* What you should do
Retype the material in full, keeping every word the same.

* Information given
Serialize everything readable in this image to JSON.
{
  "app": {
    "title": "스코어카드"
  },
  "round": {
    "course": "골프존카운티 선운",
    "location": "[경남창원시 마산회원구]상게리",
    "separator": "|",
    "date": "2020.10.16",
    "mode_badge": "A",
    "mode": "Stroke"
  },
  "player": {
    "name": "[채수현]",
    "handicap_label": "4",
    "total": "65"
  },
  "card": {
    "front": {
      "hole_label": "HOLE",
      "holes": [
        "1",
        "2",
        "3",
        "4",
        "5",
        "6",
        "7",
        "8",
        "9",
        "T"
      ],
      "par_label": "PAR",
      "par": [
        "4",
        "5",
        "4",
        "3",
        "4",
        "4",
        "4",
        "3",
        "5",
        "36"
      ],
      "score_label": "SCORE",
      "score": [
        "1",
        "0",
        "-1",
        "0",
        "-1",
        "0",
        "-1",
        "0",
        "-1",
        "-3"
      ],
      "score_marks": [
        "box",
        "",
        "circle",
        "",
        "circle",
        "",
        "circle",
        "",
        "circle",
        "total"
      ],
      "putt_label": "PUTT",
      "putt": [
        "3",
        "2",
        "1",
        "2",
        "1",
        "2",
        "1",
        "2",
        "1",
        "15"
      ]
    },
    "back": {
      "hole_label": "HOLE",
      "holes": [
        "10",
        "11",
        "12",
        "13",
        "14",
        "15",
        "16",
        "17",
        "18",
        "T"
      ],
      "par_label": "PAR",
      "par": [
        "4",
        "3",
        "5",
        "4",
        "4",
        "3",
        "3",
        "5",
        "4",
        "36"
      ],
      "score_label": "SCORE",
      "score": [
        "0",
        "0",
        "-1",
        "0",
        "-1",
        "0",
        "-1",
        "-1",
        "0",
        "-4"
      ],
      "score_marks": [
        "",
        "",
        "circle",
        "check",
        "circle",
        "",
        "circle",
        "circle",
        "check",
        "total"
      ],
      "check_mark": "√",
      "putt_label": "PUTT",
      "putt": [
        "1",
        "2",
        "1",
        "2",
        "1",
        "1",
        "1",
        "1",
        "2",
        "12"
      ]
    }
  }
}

* Final result
Serialize everything readable in this image to JSON.
{
  "app": {
    "title": "스코어카드"
  },
  "round": {
    "course": "골프존카운티 선운",
    "location": "[경남창원시 마산회원구]상게리",
    "separator": "|",
    "date": "2020.10.16",
    "mode_badge": "A",
    "mode": "Stroke"
  },
  "player": {
    "name": "[채수현]",
    "handicap_label": "4",
    "total": "65"
  },
  "card": {
    "front": {
      "hole_label": "HOLE",
      "holes": [
        "1",
        "2",
        "3",
        "4",
        "5",
        "6",
        "7",
        "8",
        "9",
        "T"
      ],
      "par_label": "PAR",
      "par": [
        "4",
        "5",
        "4",
        "3",
        "4",
        "4",
        "4",
        "3",
        "5",
        "36"
      ],
      "score_label": "SCORE",
      "score": [
        "1",
        "0",
        "-1",
        "0",
        "-1",
        "0",
        "-1",
        "0",
        "-1",
        "-3"
      ],
      "score_marks": [
        "box",
        "",
        "circle",
        "",
        "circle",
        "",
        "circle",
        "",
        "circle",
        "total"
      ],
      "putt_label": "PUTT",
      "putt": [
        "3",
        "2",
        "1",
        "2",
        "1",
        "2",
        "1",
        "2",
        "1",
        "15"
      ]
    },
    "back": {
      "hole_label": "HOLE",
      "holes": [
        "10",
        "11",
        "12",
        "13",
        "14",
        "15",
        "16",
        "17",
        "18",
        "T"
      ],
      "par_label": "PAR",
      "par": [
        "4",
        "3",
        "5",
        "4",
        "4",
        "3",
        "3",
        "5",
        "4",
        "36"
      ],
      "score_label": "SCORE",
      "score": [
        "0",
        "0",
        "-1",
        "0",
        "-1",
        "0",
        "-1",
        "-1",
        "0",
        "-4"
      ],
      "score_marks": [
        "",
        "",
        "circle",
        "check",
        "circle",
        "",
        "circle",
        "circle",
        "check",
        "total"
      ],
      "check_mark": "√",
      "putt_label": "PUTT",
      "putt": [
        "1",
        "2",
        "1",
        "2",
        "1",
        "1",
        "1",
        "1",
        "2",
        "12"
      ]
    }
  }
}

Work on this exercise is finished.